WHAT THE TASK REQUIRES >> Return each line of the listing below verbatim, keeping every character and the original order unchanged.

Layout region records >>
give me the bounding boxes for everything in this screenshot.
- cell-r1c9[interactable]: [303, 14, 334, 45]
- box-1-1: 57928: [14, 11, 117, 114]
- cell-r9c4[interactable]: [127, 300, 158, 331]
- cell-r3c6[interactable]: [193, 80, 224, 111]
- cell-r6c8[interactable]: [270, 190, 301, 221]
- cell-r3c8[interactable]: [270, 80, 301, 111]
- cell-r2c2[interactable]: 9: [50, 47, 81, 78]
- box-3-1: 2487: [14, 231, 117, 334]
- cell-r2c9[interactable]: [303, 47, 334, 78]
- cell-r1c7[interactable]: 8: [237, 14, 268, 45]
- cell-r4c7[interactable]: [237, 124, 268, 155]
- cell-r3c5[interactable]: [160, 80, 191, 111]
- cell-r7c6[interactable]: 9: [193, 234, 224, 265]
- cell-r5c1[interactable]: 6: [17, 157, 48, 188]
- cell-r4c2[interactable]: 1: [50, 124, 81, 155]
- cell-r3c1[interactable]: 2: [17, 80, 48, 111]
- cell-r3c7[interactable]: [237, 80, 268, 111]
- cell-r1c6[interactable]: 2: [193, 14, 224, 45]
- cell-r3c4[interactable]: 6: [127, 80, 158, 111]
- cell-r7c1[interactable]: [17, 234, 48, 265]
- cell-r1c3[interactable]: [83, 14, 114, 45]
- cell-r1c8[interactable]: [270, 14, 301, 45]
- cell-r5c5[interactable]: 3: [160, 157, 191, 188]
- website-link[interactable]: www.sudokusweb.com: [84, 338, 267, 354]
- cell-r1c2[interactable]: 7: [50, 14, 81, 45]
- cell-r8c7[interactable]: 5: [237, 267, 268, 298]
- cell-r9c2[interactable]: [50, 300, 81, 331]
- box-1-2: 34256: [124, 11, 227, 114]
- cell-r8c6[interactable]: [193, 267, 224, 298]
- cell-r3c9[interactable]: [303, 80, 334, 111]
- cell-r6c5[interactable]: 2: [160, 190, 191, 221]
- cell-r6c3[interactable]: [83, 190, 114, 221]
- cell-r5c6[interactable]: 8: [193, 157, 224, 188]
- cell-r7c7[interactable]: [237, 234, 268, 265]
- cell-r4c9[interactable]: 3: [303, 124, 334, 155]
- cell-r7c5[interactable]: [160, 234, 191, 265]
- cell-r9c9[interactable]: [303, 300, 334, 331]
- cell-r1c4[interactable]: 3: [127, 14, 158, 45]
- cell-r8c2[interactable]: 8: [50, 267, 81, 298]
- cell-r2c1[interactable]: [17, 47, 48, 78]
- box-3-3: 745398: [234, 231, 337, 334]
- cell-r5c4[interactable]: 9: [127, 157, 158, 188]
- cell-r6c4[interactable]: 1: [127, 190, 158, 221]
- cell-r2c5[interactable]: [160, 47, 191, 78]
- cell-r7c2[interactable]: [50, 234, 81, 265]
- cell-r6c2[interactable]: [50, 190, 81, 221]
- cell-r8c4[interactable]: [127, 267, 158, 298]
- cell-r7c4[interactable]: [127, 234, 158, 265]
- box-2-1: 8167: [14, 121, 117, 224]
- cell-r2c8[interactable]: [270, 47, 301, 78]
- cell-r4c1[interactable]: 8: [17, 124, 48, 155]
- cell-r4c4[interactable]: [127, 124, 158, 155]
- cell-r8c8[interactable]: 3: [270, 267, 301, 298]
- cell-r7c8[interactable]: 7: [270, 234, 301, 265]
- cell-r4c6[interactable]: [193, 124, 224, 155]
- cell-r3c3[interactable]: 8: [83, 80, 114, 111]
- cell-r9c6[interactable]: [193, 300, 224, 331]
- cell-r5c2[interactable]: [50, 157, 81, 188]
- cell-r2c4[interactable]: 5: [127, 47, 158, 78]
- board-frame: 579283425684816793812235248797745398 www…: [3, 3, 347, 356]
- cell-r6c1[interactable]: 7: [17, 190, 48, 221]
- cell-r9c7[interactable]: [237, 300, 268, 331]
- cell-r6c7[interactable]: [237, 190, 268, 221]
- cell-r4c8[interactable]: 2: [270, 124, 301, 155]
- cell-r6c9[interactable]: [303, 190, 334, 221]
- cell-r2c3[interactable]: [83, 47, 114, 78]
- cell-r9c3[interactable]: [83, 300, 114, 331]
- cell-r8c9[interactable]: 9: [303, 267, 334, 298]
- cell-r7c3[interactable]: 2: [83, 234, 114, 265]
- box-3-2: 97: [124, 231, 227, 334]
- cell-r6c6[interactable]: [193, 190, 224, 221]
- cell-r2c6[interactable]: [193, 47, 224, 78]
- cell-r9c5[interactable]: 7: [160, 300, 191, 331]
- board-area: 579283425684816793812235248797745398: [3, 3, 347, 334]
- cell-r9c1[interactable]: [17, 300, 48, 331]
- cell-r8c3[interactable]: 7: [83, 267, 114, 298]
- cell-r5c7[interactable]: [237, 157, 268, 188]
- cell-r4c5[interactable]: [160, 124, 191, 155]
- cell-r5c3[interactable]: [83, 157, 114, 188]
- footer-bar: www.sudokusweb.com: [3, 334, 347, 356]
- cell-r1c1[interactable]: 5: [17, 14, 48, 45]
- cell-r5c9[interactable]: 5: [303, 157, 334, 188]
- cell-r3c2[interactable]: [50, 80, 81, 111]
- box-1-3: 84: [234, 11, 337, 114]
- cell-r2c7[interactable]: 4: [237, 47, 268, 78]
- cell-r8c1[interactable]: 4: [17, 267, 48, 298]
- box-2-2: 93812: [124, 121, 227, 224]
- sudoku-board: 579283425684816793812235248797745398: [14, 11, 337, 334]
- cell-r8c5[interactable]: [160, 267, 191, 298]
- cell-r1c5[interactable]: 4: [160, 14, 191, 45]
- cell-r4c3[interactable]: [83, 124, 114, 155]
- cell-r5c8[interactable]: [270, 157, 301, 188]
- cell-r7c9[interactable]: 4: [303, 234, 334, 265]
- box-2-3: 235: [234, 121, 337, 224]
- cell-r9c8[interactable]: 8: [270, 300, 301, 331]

EXPECTED ANSWER >>
give me the bounding boxes for everything in this screenshot.
- cell-r1c9[interactable]: [303, 14, 334, 45]
- box-1-1: 57928: [14, 11, 117, 114]
- cell-r9c4[interactable]: [127, 300, 158, 331]
- cell-r3c6[interactable]: [193, 80, 224, 111]
- cell-r6c8[interactable]: [270, 190, 301, 221]
- cell-r3c8[interactable]: [270, 80, 301, 111]
- cell-r2c2[interactable]: 9: [50, 47, 81, 78]
- box-3-1: 2487: [14, 231, 117, 334]
- cell-r2c9[interactable]: [303, 47, 334, 78]
- cell-r1c7[interactable]: 8: [237, 14, 268, 45]
- cell-r4c7[interactable]: [237, 124, 268, 155]
- cell-r3c5[interactable]: [160, 80, 191, 111]
- cell-r7c6[interactable]: 9: [193, 234, 224, 265]
- cell-r5c1[interactable]: 6: [17, 157, 48, 188]
- cell-r4c2[interactable]: 1: [50, 124, 81, 155]
- cell-r3c1[interactable]: 2: [17, 80, 48, 111]
- cell-r3c7[interactable]: [237, 80, 268, 111]
- cell-r1c6[interactable]: 2: [193, 14, 224, 45]
- cell-r3c4[interactable]: 6: [127, 80, 158, 111]
- cell-r7c1[interactable]: [17, 234, 48, 265]
- cell-r1c3[interactable]: [83, 14, 114, 45]
- cell-r1c8[interactable]: [270, 14, 301, 45]
- cell-r5c5[interactable]: 3: [160, 157, 191, 188]
- website-link[interactable]: www.sudokusweb.com: [84, 338, 267, 354]
- cell-r1c2[interactable]: 7: [50, 14, 81, 45]
- cell-r8c7[interactable]: 5: [237, 267, 268, 298]
- cell-r9c2[interactable]: [50, 300, 81, 331]
- box-1-2: 34256: [124, 11, 227, 114]
- cell-r8c6[interactable]: [193, 267, 224, 298]
- cell-r3c9[interactable]: [303, 80, 334, 111]
- cell-r6c5[interactable]: 2: [160, 190, 191, 221]
- cell-r6c3[interactable]: [83, 190, 114, 221]
- cell-r5c6[interactable]: 8: [193, 157, 224, 188]
- cell-r7c7[interactable]: [237, 234, 268, 265]
- cell-r4c9[interactable]: 3: [303, 124, 334, 155]
- cell-r7c5[interactable]: [160, 234, 191, 265]
- cell-r9c9[interactable]: [303, 300, 334, 331]
- cell-r1c4[interactable]: 3: [127, 14, 158, 45]
- cell-r8c2[interactable]: 8: [50, 267, 81, 298]
- cell-r2c1[interactable]: [17, 47, 48, 78]
- box-3-3: 745398: [234, 231, 337, 334]
- cell-r5c4[interactable]: 9: [127, 157, 158, 188]
- cell-r6c4[interactable]: 1: [127, 190, 158, 221]
- cell-r2c5[interactable]: [160, 47, 191, 78]
- cell-r7c2[interactable]: [50, 234, 81, 265]
- cell-r6c2[interactable]: [50, 190, 81, 221]
- cell-r8c4[interactable]: [127, 267, 158, 298]
- cell-r7c4[interactable]: [127, 234, 158, 265]
- box-2-1: 8167: [14, 121, 117, 224]
- cell-r2c8[interactable]: [270, 47, 301, 78]
- cell-r4c1[interactable]: 8: [17, 124, 48, 155]
- cell-r4c4[interactable]: [127, 124, 158, 155]
- cell-r8c8[interactable]: 3: [270, 267, 301, 298]
- cell-r7c8[interactable]: 7: [270, 234, 301, 265]
- cell-r4c6[interactable]: [193, 124, 224, 155]
- cell-r3c3[interactable]: 8: [83, 80, 114, 111]
- cell-r9c6[interactable]: [193, 300, 224, 331]
- cell-r5c2[interactable]: [50, 157, 81, 188]
- cell-r2c4[interactable]: 5: [127, 47, 158, 78]
- board-frame: 579283425684816793812235248797745398 www…: [3, 3, 347, 356]
- cell-r6c1[interactable]: 7: [17, 190, 48, 221]
- cell-r9c7[interactable]: [237, 300, 268, 331]
- cell-r6c7[interactable]: [237, 190, 268, 221]
- cell-r4c8[interactable]: 2: [270, 124, 301, 155]
- cell-r6c9[interactable]: [303, 190, 334, 221]
- cell-r2c3[interactable]: [83, 47, 114, 78]
- cell-r9c3[interactable]: [83, 300, 114, 331]
- cell-r8c9[interactable]: 9: [303, 267, 334, 298]
- cell-r7c3[interactable]: 2: [83, 234, 114, 265]
- box-3-2: 97: [124, 231, 227, 334]
- cell-r6c6[interactable]: [193, 190, 224, 221]
- cell-r2c6[interactable]: [193, 47, 224, 78]
- cell-r9c5[interactable]: 7: [160, 300, 191, 331]
- board-area: 579283425684816793812235248797745398: [3, 3, 347, 334]
- cell-r9c1[interactable]: [17, 300, 48, 331]
- cell-r8c3[interactable]: 7: [83, 267, 114, 298]
- cell-r5c7[interactable]: [237, 157, 268, 188]
- cell-r4c5[interactable]: [160, 124, 191, 155]
- cell-r5c3[interactable]: [83, 157, 114, 188]
- footer-bar: www.sudokusweb.com: [3, 334, 347, 356]
- cell-r1c1[interactable]: 5: [17, 14, 48, 45]
- cell-r5c9[interactable]: 5: [303, 157, 334, 188]
- cell-r3c2[interactable]: [50, 80, 81, 111]
- box-1-3: 84: [234, 11, 337, 114]
- cell-r2c7[interactable]: 4: [237, 47, 268, 78]
- cell-r8c1[interactable]: 4: [17, 267, 48, 298]
- box-2-2: 93812: [124, 121, 227, 224]
- sudoku-board: 579283425684816793812235248797745398: [14, 11, 337, 334]
- cell-r8c5[interactable]: [160, 267, 191, 298]
- cell-r1c5[interactable]: 4: [160, 14, 191, 45]
- cell-r4c3[interactable]: [83, 124, 114, 155]
- cell-r5c8[interactable]: [270, 157, 301, 188]
- cell-r7c9[interactable]: 4: [303, 234, 334, 265]
- box-2-3: 235: [234, 121, 337, 224]
- cell-r9c8[interactable]: 8: [270, 300, 301, 331]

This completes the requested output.